[begin EXTRACTED RECORDS]
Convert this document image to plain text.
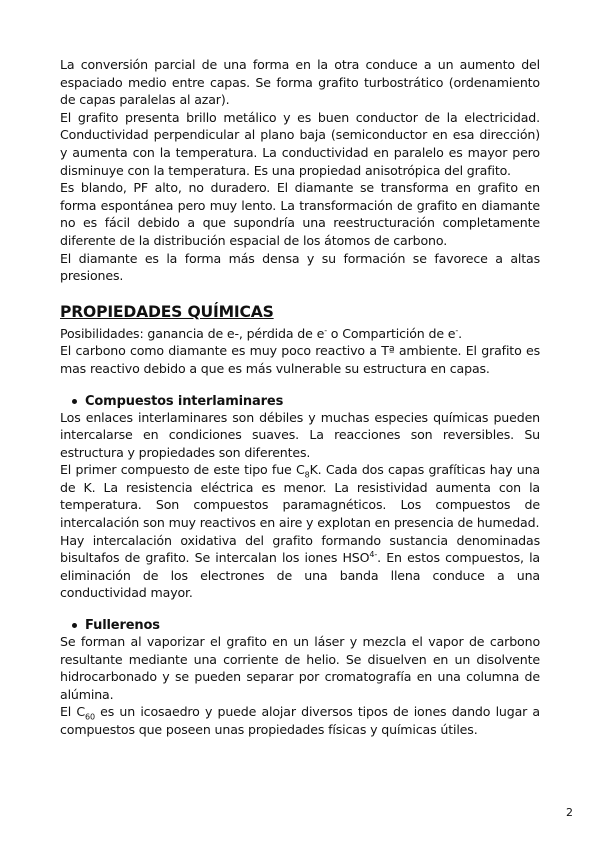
La conversión parcial de una forma en la otra conduce a un aumento del espaciado medio entre capas. Se forma grafito turbostrático (ordenamiento de capas paralelas al azar).

El grafito presenta brillo metálico y es buen conductor de la electricidad. Conductividad perpendicular al plano baja (semiconductor en esa dirección) y aumenta con la temperatura. La conductividad en paralelo es mayor pero disminuye con la temperatura. Es una propiedad anisotrópica del grafito.

Es blando, PF alto, no duradero. El diamante se transforma en grafito en forma espontánea pero muy lento. La transformación de grafito en diamante no es fácil debido a que supondría una reestructuración completamente diferente de la distribución espacial de los átomos de carbono.

El diamante es la forma más densa y su formación se favorece a altas presiones.

PROPIEDADES QUÍMICAS

Posibilidades: ganancia de e-, pérdida de e- o Compartición de e-.

El carbono como diamante es muy poco reactivo a Tª ambiente. El grafito es mas reactivo debido a que es más vulnerable su estructura en capas.

Compuestos interlaminares

Los enlaces interlaminares son débiles y muchas especies químicas pueden intercalarse en condiciones suaves. La reacciones son reversibles. Su estructura y propiedades son diferentes.

El primer compuesto de este tipo fue $C_8K$. Cada dos capas grafíticas hay una de K. La resistencia eléctrica es menor. La resistividad aumenta con la temperatura. Son compuestos paramagnéticos. Los compuestos de intercalación son muy reactivos en aire y explotan en presencia de humedad.

Hay intercalación oxidativa del grafito formando sustancia denominadas bisultafos de grafito. Se intercalan los iones $HSO^{4-}$. En estos compuestos, la eliminación de los electrones de una banda llena conduce a una conductividad mayor.

Fullerenos

Se forman al vaporizar el grafito en un láser y mezcla el vapor de carbono resultante mediante una corriente de helio. Se disuelven en un disolvente hidrocarbonado y se pueden separar por cromatografía en una columna de alúmina.

El $C_{60}$ es un icosaedro y puede alojar diversos tipos de iones dando lugar a compuestos que poseen unas propiedades físicas y químicas útiles.

2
[end EXTRACTED RECORDS]
▸ GOAL: Pick out each line containing the string "diamante" and copy it.

▸ REPLY:
Es blando, PF alto, no duradero. El diamante se transforma en grafito en forma espontánea pero muy lento. La transformación de grafito en diamante no es fácil debido a que supondría una reestructuración completamente diferente de la distribución espacial de los átomos de carbono.
El diamante es la forma más densa y su formación se favorece a altas presiones.
El carbono como diamante es muy poco reactivo a Tª ambiente. El grafito es mas reactivo debido a que es más vulnerable su estructura en capas.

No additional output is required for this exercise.